* Begin Data rows *

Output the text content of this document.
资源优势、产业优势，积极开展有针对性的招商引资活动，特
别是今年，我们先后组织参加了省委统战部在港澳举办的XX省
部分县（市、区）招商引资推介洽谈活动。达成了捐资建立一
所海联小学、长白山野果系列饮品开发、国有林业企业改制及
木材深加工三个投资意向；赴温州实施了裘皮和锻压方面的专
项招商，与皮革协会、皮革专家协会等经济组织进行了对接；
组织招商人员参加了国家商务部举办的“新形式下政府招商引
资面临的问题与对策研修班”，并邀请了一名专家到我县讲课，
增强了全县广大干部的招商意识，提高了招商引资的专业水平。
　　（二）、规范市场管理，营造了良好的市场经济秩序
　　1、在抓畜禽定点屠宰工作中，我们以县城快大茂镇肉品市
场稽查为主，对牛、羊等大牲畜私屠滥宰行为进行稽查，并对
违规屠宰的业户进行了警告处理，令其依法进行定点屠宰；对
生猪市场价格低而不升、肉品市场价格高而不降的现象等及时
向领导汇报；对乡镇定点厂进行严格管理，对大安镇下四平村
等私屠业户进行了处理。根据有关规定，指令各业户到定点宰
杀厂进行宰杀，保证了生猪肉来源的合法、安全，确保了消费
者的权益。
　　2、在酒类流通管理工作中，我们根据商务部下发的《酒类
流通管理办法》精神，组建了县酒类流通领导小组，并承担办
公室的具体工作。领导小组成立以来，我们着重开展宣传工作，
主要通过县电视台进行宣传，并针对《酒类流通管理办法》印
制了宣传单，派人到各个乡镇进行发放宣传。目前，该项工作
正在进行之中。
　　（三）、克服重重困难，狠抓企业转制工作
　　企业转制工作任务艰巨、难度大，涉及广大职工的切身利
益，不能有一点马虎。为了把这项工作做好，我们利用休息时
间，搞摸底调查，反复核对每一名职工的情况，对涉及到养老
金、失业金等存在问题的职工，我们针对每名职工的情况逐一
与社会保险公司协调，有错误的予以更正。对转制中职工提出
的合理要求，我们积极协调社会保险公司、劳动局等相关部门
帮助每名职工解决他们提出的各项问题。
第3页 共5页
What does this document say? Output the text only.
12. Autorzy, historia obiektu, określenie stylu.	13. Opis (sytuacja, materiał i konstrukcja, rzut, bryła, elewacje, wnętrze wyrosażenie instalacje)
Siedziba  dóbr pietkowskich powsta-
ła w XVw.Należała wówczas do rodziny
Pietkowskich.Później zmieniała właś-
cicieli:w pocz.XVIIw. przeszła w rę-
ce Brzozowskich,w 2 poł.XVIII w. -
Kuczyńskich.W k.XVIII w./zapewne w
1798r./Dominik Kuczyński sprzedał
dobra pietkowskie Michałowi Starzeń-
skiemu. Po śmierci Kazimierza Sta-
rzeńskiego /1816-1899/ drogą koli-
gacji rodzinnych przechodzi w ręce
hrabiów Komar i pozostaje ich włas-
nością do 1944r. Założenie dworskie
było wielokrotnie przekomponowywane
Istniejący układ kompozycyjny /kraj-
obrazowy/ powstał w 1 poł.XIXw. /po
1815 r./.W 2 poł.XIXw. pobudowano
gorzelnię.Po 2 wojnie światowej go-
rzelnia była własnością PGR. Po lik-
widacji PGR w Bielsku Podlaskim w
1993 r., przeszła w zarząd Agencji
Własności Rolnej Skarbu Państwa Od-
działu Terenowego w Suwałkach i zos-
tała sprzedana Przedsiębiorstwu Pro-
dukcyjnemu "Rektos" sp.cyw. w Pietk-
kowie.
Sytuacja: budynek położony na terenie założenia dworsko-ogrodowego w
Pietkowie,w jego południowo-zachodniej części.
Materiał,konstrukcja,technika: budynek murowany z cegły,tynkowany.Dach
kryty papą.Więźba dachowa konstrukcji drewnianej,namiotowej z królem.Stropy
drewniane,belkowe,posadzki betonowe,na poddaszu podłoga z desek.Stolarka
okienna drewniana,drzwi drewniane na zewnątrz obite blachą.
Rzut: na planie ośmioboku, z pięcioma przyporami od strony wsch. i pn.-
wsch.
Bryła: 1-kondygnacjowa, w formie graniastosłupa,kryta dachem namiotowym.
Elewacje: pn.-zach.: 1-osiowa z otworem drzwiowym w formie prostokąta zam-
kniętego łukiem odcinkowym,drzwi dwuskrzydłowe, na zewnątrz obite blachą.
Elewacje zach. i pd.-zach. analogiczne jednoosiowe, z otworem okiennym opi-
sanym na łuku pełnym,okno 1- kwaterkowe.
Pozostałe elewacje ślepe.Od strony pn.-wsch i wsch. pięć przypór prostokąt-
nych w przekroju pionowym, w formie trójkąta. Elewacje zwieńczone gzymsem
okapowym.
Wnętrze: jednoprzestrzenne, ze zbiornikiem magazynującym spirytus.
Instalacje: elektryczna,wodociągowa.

* End Data rows *

Return the whole listing exactly, with every line included.

Worked answer
Output the text content of this document.
资源优势、产业优势，积极开展有针对性的招商引资活动，特
别是今年，我们先后组织参加了省委统战部在港澳举办的XX省
部分县（市、区）招商引资推介洽谈活动。达成了捐资建立一
所海联小学、长白山野果系列饮品开发、国有林业企业改制及
木材深加工三个投资意向；赴温州实施了裘皮和锻压方面的专
项招商，与皮革协会、皮革专家协会等经济组织进行了对接；
组织招商人员参加了国家商务部举办的“新形式下政府招商引
资面临的问题与对策研修班”，并邀请了一名专家到我县讲课，
增强了全县广大干部的招商意识，提高了招商引资的专业水平。
　　（二）、规范市场管理，营造了良好的市场经济秩序
　　1、在抓畜禽定点屠宰工作中，我们以县城快大茂镇肉品市
场稽查为主，对牛、羊等大牲畜私屠滥宰行为进行稽查，并对
违规屠宰的业户进行了警告处理，令其依法进行定点屠宰；对
生猪市场价格低而不升、肉品市场价格高而不降的现象等及时
向领导汇报；对乡镇定点厂进行严格管理，对大安镇下四平村
等私屠业户进行了处理。根据有关规定，指令各业户到定点宰
杀厂进行宰杀，保证了生猪肉来源的合法、安全，确保了消费
者的权益。
　　2、在酒类流通管理工作中，我们根据商务部下发的《酒类
流通管理办法》精神，组建了县酒类流通领导小组，并承担办
公室的具体工作。领导小组成立以来，我们着重开展宣传工作，
主要通过县电视台进行宣传，并针对《酒类流通管理办法》印
制了宣传单，派人到各个乡镇进行发放宣传。目前，该项工作
正在进行之中。
　　（三）、克服重重困难，狠抓企业转制工作
　　企业转制工作任务艰巨、难度大，涉及广大职工的切身利
益，不能有一点马虎。为了把这项工作做好，我们利用休息时
间，搞摸底调查，反复核对每一名职工的情况，对涉及到养老
金、失业金等存在问题的职工，我们针对每名职工的情况逐一
与社会保险公司协调，有错误的予以更正。对转制中职工提出
的合理要求，我们积极协调社会保险公司、劳动局等相关部门
帮助每名职工解决他们提出的各项问题。
第3页 共5页
What does this document say? Output the text only.
12. Autorzy, historia obiektu, określenie stylu.	13. Opis (sytuacja, materiał i konstrukcja, rzut, bryła, elewacje, wnętrze wyrosażenie instalacje)
Siedziba  dóbr pietkowskich powsta-
ła w XVw.Należała wówczas do rodziny
Pietkowskich.Później zmieniała właś-
cicieli:w pocz.XVIIw. przeszła w rę-
ce Brzozowskich,w 2 poł.XVIII w. -
Kuczyńskich.W k.XVIII w./zapewne w
1798r./Dominik Kuczyński sprzedał
dobra pietkowskie Michałowi Starzeń-
skiemu. Po śmierci Kazimierza Sta-
rzeńskiego /1816-1899/ drogą koli-
gacji rodzinnych przechodzi w ręce
hrabiów Komar i pozostaje ich włas-
nością do 1944r. Założenie dworskie
było wielokrotnie przekomponowywane
Istniejący układ kompozycyjny /kraj-
obrazowy/ powstał w 1 poł.XIXw. /po
1815 r./.W 2 poł.XIXw. pobudowano
gorzelnię.Po 2 wojnie światowej go-
rzelnia była własnością PGR. Po lik-
widacji PGR w Bielsku Podlaskim w
1993 r., przeszła w zarząd Agencji
Własności Rolnej Skarbu Państwa Od-
działu Terenowego w Suwałkach i zos-
tała sprzedana Przedsiębiorstwu Pro-
dukcyjnemu "Rektos" sp.cyw. w Pietk-
kowie.
Sytuacja: budynek położony na terenie założenia dworsko-ogrodowego w
Pietkowie,w jego południowo-zachodniej części.
Materiał,konstrukcja,technika: budynek murowany z cegły,tynkowany.Dach
kryty papą.Więźba dachowa konstrukcji drewnianej,namiotowej z królem.Stropy
drewniane,belkowe,posadzki betonowe,na poddaszu podłoga z desek.Stolarka
okienna drewniana,drzwi drewniane na zewnątrz obite blachą.
Rzut: na planie ośmioboku, z pięcioma przyporami od strony wsch. i pn.-
wsch.
Bryła: 1-kondygnacjowa, w formie graniastosłupa,kryta dachem namiotowym.
Elewacje: pn.-zach.: 1-osiowa z otworem drzwiowym w formie prostokąta zam-
kniętego łukiem odcinkowym,drzwi dwuskrzydłowe, na zewnątrz obite blachą.
Elewacje zach. i pd.-zach. analogiczne jednoosiowe, z otworem okiennym opi-
sanym na łuku pełnym,okno 1- kwaterkowe.
Pozostałe elewacje ślepe.Od strony pn.-wsch i wsch. pięć przypór prostokąt-
nych w przekroju pionowym, w formie trójkąta. Elewacje zwieńczone gzymsem
okapowym.
Wnętrze: jednoprzestrzenne, ze zbiornikiem magazynującym spirytus.
Instalacje: elektryczna,wodociągowa.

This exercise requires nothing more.